• Request
Give only the number of lines below that contain the word "heading".

• Data supplied
━━━━

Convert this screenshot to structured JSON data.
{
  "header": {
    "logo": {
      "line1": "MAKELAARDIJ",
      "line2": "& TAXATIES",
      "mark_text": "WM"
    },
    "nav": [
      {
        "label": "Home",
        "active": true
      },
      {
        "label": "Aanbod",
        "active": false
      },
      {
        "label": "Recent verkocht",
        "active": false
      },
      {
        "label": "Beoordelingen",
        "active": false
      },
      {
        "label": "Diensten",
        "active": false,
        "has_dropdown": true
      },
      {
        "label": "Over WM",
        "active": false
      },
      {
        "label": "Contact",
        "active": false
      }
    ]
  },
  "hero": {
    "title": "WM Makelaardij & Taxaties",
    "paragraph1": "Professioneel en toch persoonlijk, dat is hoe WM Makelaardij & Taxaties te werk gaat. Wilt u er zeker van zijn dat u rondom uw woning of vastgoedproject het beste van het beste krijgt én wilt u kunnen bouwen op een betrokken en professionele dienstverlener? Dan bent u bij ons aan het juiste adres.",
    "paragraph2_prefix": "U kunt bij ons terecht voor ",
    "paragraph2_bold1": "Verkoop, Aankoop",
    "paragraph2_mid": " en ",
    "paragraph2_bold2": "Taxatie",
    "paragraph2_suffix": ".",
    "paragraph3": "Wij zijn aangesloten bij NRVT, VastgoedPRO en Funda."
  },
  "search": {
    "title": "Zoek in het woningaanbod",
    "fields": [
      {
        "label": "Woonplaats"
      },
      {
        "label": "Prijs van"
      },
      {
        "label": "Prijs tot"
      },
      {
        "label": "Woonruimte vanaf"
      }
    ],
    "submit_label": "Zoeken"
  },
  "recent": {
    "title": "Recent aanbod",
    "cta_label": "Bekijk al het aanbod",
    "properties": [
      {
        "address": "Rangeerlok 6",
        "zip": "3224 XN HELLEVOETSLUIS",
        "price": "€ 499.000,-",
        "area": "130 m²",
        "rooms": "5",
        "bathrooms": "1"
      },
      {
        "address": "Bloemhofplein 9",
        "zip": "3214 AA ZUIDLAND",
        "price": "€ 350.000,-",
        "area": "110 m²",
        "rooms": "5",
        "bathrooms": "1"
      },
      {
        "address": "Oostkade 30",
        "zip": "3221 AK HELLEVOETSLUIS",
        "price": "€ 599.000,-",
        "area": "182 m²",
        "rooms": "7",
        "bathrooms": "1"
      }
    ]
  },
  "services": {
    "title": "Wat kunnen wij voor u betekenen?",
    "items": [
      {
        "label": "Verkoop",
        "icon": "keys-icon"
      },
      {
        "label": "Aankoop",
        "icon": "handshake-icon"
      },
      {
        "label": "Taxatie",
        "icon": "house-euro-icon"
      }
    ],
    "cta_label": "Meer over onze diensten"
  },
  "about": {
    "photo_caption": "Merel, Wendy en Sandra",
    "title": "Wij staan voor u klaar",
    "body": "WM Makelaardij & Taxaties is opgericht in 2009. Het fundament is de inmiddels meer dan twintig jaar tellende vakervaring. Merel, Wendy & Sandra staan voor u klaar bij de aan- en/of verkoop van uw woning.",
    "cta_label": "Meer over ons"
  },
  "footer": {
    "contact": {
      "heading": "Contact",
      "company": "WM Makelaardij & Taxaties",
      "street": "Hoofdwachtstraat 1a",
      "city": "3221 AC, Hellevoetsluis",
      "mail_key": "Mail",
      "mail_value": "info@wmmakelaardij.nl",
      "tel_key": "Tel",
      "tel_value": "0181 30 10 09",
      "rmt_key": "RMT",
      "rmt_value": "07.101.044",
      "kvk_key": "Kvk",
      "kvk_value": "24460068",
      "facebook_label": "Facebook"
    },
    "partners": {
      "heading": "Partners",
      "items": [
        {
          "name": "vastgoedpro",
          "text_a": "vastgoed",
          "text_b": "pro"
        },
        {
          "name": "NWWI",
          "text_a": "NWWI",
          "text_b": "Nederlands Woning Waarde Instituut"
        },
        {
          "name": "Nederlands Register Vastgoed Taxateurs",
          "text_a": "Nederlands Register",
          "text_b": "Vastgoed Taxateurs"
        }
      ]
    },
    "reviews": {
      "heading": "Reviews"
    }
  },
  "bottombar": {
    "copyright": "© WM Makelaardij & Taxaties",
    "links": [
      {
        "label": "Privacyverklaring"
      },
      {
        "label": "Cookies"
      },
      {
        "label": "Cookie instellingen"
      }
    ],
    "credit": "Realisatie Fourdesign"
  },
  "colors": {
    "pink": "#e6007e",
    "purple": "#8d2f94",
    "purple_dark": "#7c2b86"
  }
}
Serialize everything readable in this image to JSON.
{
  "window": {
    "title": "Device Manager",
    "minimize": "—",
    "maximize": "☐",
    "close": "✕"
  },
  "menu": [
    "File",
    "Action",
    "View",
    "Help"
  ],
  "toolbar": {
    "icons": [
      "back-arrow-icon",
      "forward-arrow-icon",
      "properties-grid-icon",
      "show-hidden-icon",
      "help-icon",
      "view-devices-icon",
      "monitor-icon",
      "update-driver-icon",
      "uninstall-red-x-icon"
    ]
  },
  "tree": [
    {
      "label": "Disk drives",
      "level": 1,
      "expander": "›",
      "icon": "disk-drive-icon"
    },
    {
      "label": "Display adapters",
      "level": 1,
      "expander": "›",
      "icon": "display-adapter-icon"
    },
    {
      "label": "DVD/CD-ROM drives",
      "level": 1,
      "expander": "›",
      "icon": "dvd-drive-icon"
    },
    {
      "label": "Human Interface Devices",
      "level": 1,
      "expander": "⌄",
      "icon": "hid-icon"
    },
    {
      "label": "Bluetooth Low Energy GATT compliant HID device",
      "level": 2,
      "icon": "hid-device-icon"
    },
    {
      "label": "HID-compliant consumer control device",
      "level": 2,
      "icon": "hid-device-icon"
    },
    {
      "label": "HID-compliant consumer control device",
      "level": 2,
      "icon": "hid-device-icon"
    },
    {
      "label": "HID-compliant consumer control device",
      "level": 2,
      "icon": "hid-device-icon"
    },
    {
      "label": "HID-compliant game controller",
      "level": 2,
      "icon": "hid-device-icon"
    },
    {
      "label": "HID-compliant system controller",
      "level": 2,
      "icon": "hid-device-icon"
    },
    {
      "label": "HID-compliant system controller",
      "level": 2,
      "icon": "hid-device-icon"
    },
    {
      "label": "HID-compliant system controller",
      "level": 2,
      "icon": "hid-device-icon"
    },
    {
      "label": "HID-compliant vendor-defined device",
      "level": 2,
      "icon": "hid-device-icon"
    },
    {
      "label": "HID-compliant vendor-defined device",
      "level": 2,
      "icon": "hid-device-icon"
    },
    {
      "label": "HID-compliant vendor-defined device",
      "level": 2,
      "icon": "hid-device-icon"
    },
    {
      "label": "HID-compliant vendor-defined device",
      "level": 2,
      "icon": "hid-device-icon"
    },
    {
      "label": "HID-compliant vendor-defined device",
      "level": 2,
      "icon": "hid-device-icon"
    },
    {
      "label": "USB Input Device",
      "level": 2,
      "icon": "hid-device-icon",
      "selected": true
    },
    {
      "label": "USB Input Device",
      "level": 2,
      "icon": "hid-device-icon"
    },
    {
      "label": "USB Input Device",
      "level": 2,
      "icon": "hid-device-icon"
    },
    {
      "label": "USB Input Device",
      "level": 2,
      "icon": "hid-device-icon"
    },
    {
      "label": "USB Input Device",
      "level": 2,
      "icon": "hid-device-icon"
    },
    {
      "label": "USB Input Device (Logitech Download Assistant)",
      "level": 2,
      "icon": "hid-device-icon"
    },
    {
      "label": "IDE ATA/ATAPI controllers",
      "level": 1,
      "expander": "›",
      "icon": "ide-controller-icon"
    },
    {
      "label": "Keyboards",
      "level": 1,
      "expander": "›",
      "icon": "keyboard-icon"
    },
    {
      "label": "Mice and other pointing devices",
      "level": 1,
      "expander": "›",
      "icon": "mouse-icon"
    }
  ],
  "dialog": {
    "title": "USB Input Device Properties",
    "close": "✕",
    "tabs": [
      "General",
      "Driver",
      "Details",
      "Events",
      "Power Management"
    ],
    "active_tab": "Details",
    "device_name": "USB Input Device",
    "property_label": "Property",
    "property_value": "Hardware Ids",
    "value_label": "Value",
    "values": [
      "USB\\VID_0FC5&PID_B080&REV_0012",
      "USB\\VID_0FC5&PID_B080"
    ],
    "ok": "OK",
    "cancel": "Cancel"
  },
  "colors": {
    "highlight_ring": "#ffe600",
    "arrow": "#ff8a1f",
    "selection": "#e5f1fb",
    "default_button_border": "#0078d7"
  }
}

━━━━

• Final result
3